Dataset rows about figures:
# # #
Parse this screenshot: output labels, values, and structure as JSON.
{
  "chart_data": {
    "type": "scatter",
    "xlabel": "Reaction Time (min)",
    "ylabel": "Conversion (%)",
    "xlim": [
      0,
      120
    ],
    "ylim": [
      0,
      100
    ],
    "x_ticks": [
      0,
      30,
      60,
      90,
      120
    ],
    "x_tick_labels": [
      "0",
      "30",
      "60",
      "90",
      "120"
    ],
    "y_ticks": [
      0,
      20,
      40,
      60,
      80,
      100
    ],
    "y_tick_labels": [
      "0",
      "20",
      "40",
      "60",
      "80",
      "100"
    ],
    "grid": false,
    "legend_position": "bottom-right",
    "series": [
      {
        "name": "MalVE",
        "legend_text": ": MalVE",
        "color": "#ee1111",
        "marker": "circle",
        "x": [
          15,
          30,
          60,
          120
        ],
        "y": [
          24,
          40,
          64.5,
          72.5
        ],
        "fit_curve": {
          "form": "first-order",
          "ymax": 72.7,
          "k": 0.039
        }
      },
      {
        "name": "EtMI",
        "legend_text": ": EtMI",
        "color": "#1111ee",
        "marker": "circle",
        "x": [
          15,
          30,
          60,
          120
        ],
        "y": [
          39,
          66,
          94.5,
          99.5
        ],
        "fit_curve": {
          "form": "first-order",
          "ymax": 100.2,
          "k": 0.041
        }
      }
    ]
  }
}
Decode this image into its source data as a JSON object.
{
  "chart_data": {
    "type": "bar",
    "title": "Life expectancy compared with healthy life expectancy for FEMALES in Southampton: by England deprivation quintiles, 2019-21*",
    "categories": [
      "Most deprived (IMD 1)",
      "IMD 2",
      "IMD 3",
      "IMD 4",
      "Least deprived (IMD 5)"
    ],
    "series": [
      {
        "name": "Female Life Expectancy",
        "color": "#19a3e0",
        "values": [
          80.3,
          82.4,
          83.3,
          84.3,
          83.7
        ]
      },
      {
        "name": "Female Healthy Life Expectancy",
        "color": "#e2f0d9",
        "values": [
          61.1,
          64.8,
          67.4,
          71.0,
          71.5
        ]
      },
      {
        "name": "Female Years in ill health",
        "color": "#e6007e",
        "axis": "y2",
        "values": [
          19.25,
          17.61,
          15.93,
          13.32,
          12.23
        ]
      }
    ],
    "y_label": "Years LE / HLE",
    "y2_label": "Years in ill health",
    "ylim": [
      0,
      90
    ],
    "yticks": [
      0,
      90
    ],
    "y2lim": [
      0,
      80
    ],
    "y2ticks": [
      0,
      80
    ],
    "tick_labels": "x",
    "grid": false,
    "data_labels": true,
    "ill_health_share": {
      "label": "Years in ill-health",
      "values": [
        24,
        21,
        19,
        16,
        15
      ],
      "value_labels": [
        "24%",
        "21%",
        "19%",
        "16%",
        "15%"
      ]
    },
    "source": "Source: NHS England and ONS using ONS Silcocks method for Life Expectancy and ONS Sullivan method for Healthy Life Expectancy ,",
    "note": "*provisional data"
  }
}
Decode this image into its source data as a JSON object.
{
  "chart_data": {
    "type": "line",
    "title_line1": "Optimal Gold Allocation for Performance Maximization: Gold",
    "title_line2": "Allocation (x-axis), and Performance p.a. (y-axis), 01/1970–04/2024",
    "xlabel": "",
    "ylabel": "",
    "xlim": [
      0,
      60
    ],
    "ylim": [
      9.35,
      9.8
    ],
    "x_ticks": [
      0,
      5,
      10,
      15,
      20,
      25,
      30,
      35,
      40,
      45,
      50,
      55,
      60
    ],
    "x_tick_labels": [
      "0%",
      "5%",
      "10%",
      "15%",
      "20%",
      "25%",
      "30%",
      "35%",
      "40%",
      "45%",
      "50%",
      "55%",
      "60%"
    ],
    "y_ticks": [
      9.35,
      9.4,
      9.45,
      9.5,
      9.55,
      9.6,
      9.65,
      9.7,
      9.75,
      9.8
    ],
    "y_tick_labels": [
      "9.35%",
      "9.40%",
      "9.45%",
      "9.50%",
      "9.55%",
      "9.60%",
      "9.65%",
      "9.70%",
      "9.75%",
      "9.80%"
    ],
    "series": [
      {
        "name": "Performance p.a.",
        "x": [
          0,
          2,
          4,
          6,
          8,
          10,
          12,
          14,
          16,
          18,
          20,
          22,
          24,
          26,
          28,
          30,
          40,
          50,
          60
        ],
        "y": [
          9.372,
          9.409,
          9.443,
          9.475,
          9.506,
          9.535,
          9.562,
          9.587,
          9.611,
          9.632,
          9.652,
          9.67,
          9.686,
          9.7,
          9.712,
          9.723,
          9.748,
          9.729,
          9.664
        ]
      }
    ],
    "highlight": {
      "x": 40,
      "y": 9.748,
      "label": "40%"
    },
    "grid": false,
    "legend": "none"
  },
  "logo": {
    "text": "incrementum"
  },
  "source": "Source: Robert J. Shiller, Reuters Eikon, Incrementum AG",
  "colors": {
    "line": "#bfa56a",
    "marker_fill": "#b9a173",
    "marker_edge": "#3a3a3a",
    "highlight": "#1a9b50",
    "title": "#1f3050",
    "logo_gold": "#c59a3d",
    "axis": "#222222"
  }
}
# # #
§ **WRITTEN INSTRUCTION**:
Considering only the records above, state the number of lines that include the word "deprived", with nothing added.

§ **THE REPLY**:
2